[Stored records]

::::::

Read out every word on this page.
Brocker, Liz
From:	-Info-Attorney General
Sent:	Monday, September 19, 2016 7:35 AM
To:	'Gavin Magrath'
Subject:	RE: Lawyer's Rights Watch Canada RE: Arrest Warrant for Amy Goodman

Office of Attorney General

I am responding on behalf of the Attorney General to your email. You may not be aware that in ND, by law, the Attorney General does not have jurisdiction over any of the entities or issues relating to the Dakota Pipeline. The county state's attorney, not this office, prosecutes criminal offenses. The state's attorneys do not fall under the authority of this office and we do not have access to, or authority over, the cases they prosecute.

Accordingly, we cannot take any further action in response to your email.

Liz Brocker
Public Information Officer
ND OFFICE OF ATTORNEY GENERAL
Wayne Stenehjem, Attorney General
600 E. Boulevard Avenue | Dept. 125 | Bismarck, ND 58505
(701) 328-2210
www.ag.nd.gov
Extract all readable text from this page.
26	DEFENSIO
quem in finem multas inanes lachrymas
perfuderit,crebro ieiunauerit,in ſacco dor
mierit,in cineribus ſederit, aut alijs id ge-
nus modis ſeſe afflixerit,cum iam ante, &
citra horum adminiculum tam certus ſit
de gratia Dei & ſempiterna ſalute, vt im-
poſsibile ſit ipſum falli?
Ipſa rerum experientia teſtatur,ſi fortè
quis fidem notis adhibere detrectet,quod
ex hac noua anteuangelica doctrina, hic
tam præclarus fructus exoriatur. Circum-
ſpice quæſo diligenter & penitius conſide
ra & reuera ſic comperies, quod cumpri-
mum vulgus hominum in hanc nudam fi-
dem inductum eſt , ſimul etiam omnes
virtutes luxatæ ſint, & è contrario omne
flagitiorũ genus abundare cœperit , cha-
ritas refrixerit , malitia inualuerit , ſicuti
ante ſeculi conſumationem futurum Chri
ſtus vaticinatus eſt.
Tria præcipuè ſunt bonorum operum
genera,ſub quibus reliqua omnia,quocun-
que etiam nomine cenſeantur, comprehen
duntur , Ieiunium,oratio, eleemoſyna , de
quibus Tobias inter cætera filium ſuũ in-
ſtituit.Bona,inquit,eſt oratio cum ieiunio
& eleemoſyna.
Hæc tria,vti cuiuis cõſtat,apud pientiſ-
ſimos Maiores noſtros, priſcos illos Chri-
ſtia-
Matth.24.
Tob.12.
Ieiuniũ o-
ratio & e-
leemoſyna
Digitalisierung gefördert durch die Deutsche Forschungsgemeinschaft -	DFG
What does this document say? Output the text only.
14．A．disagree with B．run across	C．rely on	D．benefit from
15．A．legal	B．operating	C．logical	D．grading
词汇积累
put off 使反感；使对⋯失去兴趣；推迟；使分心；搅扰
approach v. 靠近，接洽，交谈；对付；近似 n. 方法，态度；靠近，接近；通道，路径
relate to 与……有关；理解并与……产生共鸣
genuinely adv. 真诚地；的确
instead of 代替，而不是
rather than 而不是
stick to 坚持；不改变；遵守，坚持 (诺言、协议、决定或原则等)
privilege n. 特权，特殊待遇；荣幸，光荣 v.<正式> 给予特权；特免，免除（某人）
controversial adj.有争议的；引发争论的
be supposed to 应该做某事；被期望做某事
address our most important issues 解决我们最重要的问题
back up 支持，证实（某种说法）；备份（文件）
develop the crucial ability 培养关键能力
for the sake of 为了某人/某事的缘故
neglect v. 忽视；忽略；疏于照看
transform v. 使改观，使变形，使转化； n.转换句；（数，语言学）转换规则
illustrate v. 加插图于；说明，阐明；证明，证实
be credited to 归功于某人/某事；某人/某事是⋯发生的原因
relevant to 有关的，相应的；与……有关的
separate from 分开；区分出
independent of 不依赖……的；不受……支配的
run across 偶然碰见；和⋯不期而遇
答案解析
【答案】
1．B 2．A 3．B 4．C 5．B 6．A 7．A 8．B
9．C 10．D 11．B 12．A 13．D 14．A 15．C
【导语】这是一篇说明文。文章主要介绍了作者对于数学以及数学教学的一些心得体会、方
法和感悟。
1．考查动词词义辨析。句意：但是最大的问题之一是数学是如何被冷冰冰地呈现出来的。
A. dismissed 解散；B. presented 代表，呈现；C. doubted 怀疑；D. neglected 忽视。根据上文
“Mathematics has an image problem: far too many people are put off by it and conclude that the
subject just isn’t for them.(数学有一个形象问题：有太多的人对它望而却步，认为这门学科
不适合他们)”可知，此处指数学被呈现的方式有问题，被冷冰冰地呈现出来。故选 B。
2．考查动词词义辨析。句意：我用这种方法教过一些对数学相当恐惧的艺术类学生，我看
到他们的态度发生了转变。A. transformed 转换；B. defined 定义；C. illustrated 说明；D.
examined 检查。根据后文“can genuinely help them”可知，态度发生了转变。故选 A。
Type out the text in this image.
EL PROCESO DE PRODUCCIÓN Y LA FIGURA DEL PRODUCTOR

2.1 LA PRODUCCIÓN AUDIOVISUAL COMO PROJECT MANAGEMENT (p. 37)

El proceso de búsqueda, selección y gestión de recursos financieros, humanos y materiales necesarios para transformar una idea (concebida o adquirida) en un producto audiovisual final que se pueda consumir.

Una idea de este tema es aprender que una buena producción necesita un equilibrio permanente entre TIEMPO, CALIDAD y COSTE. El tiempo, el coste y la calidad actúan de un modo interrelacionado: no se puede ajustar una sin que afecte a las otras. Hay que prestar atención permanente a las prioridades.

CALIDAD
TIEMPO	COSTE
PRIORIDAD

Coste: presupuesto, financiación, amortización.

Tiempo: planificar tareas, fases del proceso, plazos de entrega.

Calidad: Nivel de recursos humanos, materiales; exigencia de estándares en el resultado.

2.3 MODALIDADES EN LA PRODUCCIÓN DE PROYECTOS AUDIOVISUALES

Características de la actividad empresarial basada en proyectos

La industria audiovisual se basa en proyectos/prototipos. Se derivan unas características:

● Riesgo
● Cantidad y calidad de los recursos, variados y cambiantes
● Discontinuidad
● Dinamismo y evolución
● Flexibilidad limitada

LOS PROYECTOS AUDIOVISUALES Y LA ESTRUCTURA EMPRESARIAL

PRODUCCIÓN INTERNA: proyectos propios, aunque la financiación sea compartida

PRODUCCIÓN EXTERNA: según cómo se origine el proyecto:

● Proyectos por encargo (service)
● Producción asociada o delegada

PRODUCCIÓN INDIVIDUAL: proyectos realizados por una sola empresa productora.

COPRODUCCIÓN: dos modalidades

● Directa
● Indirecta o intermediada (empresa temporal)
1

::::::

Given problem
Output the records verbatim, from the first line to the last.

The reply
Read out every word on this page.
Brocker, Liz
From:	-Info-Attorney General
Sent:	Monday, September 19, 2016 7:35 AM
To:	'Gavin Magrath'
Subject:	RE: Lawyer's Rights Watch Canada RE: Arrest Warrant for Amy Goodman

Office of Attorney General

I am responding on behalf of the Attorney General to your email. You may not be aware that in ND, by law, the Attorney General does not have jurisdiction over any of the entities or issues relating to the Dakota Pipeline. The county state's attorney, not this office, prosecutes criminal offenses. The state's attorneys do not fall under the authority of this office and we do not have access to, or authority over, the cases they prosecute.

Accordingly, we cannot take any further action in response to your email.

Liz Brocker
Public Information Officer
ND OFFICE OF ATTORNEY GENERAL
Wayne Stenehjem, Attorney General
600 E. Boulevard Avenue | Dept. 125 | Bismarck, ND 58505
(701) 328-2210
www.ag.nd.gov
Extract all readable text from this page.
26	DEFENSIO
quem in finem multas inanes lachrymas
perfuderit,crebro ieiunauerit,in ſacco dor
mierit,in cineribus ſederit, aut alijs id ge-
nus modis ſeſe afflixerit,cum iam ante, &
citra horum adminiculum tam certus ſit
de gratia Dei & ſempiterna ſalute, vt im-
poſsibile ſit ipſum falli?
Ipſa rerum experientia teſtatur,ſi fortè
quis fidem notis adhibere detrectet,quod
ex hac noua anteuangelica doctrina, hic
tam præclarus fructus exoriatur. Circum-
ſpice quæſo diligenter & penitius conſide
ra & reuera ſic comperies, quod cumpri-
mum vulgus hominum in hanc nudam fi-
dem inductum eſt , ſimul etiam omnes
virtutes luxatæ ſint, & è contrario omne
flagitiorũ genus abundare cœperit , cha-
ritas refrixerit , malitia inualuerit , ſicuti
ante ſeculi conſumationem futurum Chri
ſtus vaticinatus eſt.
Tria præcipuè ſunt bonorum operum
genera,ſub quibus reliqua omnia,quocun-
que etiam nomine cenſeantur, comprehen
duntur , Ieiunium,oratio, eleemoſyna , de
quibus Tobias inter cætera filium ſuũ in-
ſtituit.Bona,inquit,eſt oratio cum ieiunio
& eleemoſyna.
Hæc tria,vti cuiuis cõſtat,apud pientiſ-
ſimos Maiores noſtros, priſcos illos Chri-
ſtia-
Matth.24.
Tob.12.
Ieiuniũ o-
ratio & e-
leemoſyna
Digitalisierung gefördert durch die Deutsche Forschungsgemeinschaft -	DFG
What does this document say? Output the text only.
14．A．disagree with B．run across	C．rely on	D．benefit from
15．A．legal	B．operating	C．logical	D．grading
词汇积累
put off 使反感；使对⋯失去兴趣；推迟；使分心；搅扰
approach v. 靠近，接洽，交谈；对付；近似 n. 方法，态度；靠近，接近；通道，路径
relate to 与……有关；理解并与……产生共鸣
genuinely adv. 真诚地；的确
instead of 代替，而不是
rather than 而不是
stick to 坚持；不改变；遵守，坚持 (诺言、协议、决定或原则等)
privilege n. 特权，特殊待遇；荣幸，光荣 v.<正式> 给予特权；特免，免除（某人）
controversial adj.有争议的；引发争论的
be supposed to 应该做某事；被期望做某事
address our most important issues 解决我们最重要的问题
back up 支持，证实（某种说法）；备份（文件）
develop the crucial ability 培养关键能力
for the sake of 为了某人/某事的缘故
neglect v. 忽视；忽略；疏于照看
transform v. 使改观，使变形，使转化； n.转换句；（数，语言学）转换规则
illustrate v. 加插图于；说明，阐明；证明，证实
be credited to 归功于某人/某事；某人/某事是⋯发生的原因
relevant to 有关的，相应的；与……有关的
separate from 分开；区分出
independent of 不依赖……的；不受……支配的
run across 偶然碰见；和⋯不期而遇
答案解析
【答案】
1．B 2．A 3．B 4．C 5．B 6．A 7．A 8．B
9．C 10．D 11．B 12．A 13．D 14．A 15．C
【导语】这是一篇说明文。文章主要介绍了作者对于数学以及数学教学的一些心得体会、方
法和感悟。
1．考查动词词义辨析。句意：但是最大的问题之一是数学是如何被冷冰冰地呈现出来的。
A. dismissed 解散；B. presented 代表，呈现；C. doubted 怀疑；D. neglected 忽视。根据上文
“Mathematics has an image problem: far too many people are put off by it and conclude that the
subject just isn’t for them.(数学有一个形象问题：有太多的人对它望而却步，认为这门学科
不适合他们)”可知，此处指数学被呈现的方式有问题，被冷冰冰地呈现出来。故选 B。
2．考查动词词义辨析。句意：我用这种方法教过一些对数学相当恐惧的艺术类学生，我看
到他们的态度发生了转变。A. transformed 转换；B. defined 定义；C. illustrated 说明；D.
examined 检查。根据后文“can genuinely help them”可知，态度发生了转变。故选 A。
Type out the text in this image.
EL PROCESO DE PRODUCCIÓN Y LA FIGURA DEL PRODUCTOR

2.1 LA PRODUCCIÓN AUDIOVISUAL COMO PROJECT MANAGEMENT (p. 37)

El proceso de búsqueda, selección y gestión de recursos financieros, humanos y materiales necesarios para transformar una idea (concebida o adquirida) en un producto audiovisual final que se pueda consumir.

Una idea de este tema es aprender que una buena producción necesita un equilibrio permanente entre TIEMPO, CALIDAD y COSTE. El tiempo, el coste y la calidad actúan de un modo interrelacionado: no se puede ajustar una sin que afecte a las otras. Hay que prestar atención permanente a las prioridades.

CALIDAD
TIEMPO	COSTE
PRIORIDAD

Coste: presupuesto, financiación, amortización.

Tiempo: planificar tareas, fases del proceso, plazos de entrega.

Calidad: Nivel de recursos humanos, materiales; exigencia de estándares en el resultado.

2.3 MODALIDADES EN LA PRODUCCIÓN DE PROYECTOS AUDIOVISUALES

Características de la actividad empresarial basada en proyectos

La industria audiovisual se basa en proyectos/prototipos. Se derivan unas características:

● Riesgo
● Cantidad y calidad de los recursos, variados y cambiantes
● Discontinuidad
● Dinamismo y evolución
● Flexibilidad limitada

LOS PROYECTOS AUDIOVISUALES Y LA ESTRUCTURA EMPRESARIAL

PRODUCCIÓN INTERNA: proyectos propios, aunque la financiación sea compartida

PRODUCCIÓN EXTERNA: según cómo se origine el proyecto:

● Proyectos por encargo (service)
● Producción asociada o delegada

PRODUCCIÓN INDIVIDUAL: proyectos realizados por una sola empresa productora.

COPRODUCCIÓN: dos modalidades

● Directa
● Indirecta o intermediada (empresa temporal)
1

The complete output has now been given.